Dataset items:
[BEGIN]
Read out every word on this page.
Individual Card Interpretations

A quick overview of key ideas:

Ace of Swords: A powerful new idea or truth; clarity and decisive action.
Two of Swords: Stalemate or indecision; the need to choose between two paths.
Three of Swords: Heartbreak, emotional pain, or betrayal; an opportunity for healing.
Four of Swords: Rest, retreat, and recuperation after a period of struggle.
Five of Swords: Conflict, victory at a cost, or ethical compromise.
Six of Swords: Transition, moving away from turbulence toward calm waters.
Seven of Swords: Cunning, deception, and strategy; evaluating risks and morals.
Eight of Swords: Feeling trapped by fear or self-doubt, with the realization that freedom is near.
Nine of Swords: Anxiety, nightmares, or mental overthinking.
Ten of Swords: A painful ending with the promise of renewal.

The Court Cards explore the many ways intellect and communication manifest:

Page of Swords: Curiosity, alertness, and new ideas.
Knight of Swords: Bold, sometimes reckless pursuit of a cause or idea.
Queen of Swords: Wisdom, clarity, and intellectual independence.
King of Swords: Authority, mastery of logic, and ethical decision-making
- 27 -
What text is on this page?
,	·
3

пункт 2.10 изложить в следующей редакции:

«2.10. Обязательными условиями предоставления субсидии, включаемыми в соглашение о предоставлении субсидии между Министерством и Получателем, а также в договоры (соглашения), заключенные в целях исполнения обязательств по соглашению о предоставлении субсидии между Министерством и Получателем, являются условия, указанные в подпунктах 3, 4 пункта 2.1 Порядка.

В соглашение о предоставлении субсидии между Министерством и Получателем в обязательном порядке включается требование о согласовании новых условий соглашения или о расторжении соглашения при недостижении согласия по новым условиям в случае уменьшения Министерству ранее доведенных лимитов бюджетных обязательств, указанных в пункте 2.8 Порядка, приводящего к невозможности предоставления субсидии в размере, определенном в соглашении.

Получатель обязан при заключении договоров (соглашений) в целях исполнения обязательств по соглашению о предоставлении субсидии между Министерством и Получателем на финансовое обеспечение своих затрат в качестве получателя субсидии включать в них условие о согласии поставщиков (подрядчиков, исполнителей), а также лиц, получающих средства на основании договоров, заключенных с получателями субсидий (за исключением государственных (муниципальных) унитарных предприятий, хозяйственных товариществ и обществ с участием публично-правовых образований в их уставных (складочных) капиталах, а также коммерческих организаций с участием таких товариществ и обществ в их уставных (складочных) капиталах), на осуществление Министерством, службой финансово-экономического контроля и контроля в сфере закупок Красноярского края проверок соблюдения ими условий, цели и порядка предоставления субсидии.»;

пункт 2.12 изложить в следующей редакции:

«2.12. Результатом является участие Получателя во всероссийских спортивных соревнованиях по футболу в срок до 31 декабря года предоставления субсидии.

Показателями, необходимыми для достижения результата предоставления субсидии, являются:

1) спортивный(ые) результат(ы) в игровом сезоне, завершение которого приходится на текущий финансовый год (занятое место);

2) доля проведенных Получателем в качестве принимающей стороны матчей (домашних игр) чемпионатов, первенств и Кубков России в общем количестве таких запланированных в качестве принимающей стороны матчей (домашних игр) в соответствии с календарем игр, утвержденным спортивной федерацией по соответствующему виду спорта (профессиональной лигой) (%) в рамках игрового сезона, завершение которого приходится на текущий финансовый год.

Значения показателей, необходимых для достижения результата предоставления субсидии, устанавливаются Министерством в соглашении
[END]
◆ Short exercise:
Search the data above for lines holding "следующей" and copy each of them.

◆ Right answer:
пункт 2.10 изложить в следующей редакции:
пункт 2.12 изложить в следующей редакции:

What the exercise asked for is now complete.